Dataset records on visual material:
▬▬▬▬▬▬▬▬▬▬

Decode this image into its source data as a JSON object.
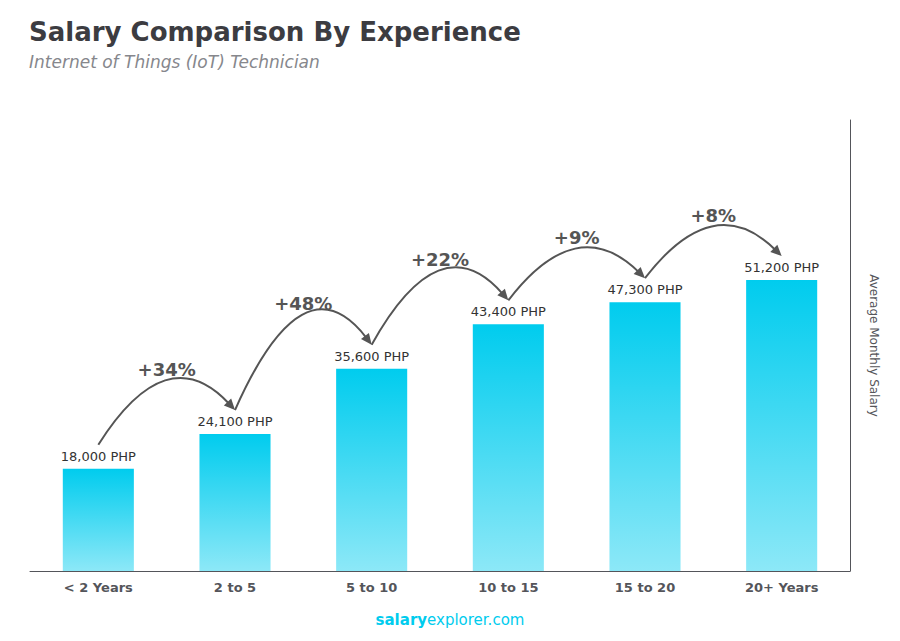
{
  "chart_data": {
    "type": "bar",
    "title": "Salary Comparison By Experience",
    "subtitle": "Internet of Things (IoT) Technician",
    "ylabel": "Average Monthly Salary",
    "categories": [
      "< 2 Years",
      "2 to 5",
      "5 to 10",
      "10 to 15",
      "15 to 20",
      "20+ Years"
    ],
    "values": [
      18000,
      24100,
      35600,
      43400,
      47300,
      51200
    ],
    "value_labels": [
      "18,000 PHP",
      "24,100 PHP",
      "35,600 PHP",
      "43,400 PHP",
      "47,300 PHP",
      "51,200 PHP"
    ],
    "data_labels": true,
    "color": "#00ccee",
    "ylim": [
      0,
      79360
    ],
    "tick_labels": "x",
    "grid": false,
    "annotations": [
      "+34%",
      "+48%",
      "+22%",
      "+9%",
      "+8%"
    ],
    "footer": [
      "salary",
      "explorer.com"
    ]
  }
}
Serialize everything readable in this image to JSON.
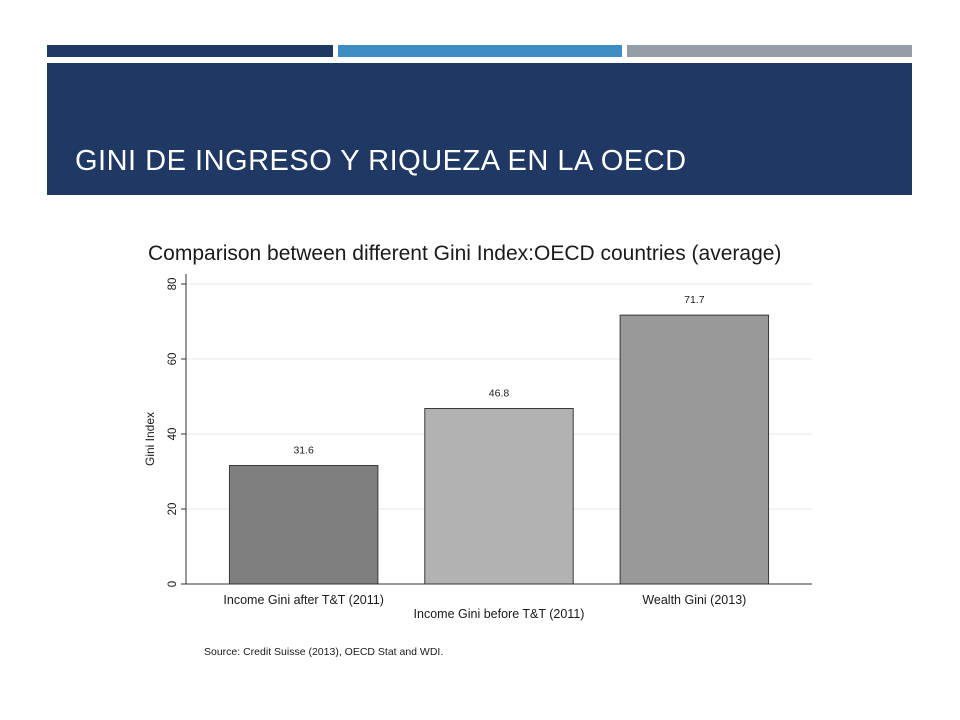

▬▬▬▬▬▬▬▬▬▬

» **Aim of the exercise**
Output the lines above in full and exactly as given, omitting any pictures.

» **Answer below**
Decode this image into its source data as a JSON object.
{
  "chart_data": {
    "type": "bar",
    "title": "Salary Comparison By Experience",
    "subtitle": "Internet of Things (IoT) Technician",
    "ylabel": "Average Monthly Salary",
    "categories": [
      "< 2 Years",
      "2 to 5",
      "5 to 10",
      "10 to 15",
      "15 to 20",
      "20+ Years"
    ],
    "values": [
      18000,
      24100,
      35600,
      43400,
      47300,
      51200
    ],
    "value_labels": [
      "18,000 PHP",
      "24,100 PHP",
      "35,600 PHP",
      "43,400 PHP",
      "47,300 PHP",
      "51,200 PHP"
    ],
    "data_labels": true,
    "color": "#00ccee",
    "ylim": [
      0,
      79360
    ],
    "tick_labels": "x",
    "grid": false,
    "annotations": [
      "+34%",
      "+48%",
      "+22%",
      "+9%",
      "+8%"
    ],
    "footer": [
      "salary",
      "explorer.com"
    ]
  }
}
Serialize everything readable in this image to JSON.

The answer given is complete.